start Records to use

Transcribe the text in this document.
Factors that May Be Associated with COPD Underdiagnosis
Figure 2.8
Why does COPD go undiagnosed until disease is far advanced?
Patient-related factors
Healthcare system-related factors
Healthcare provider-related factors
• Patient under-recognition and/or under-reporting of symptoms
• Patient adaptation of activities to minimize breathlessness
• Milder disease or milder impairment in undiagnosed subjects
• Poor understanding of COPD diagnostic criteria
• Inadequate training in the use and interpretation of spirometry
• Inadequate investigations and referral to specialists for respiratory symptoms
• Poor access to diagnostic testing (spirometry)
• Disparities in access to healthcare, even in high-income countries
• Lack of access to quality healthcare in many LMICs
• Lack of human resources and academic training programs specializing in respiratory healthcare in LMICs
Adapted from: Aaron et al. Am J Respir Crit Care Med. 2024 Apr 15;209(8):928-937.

end Records to use

### Problem statement
From the entries, copy out each line containing the word "LMICs".

### Problem solution
• Lack of access to quality healthcare in many LMICs
• Lack of human resources and academic training programs specializing in respiratory healthcare in LMICs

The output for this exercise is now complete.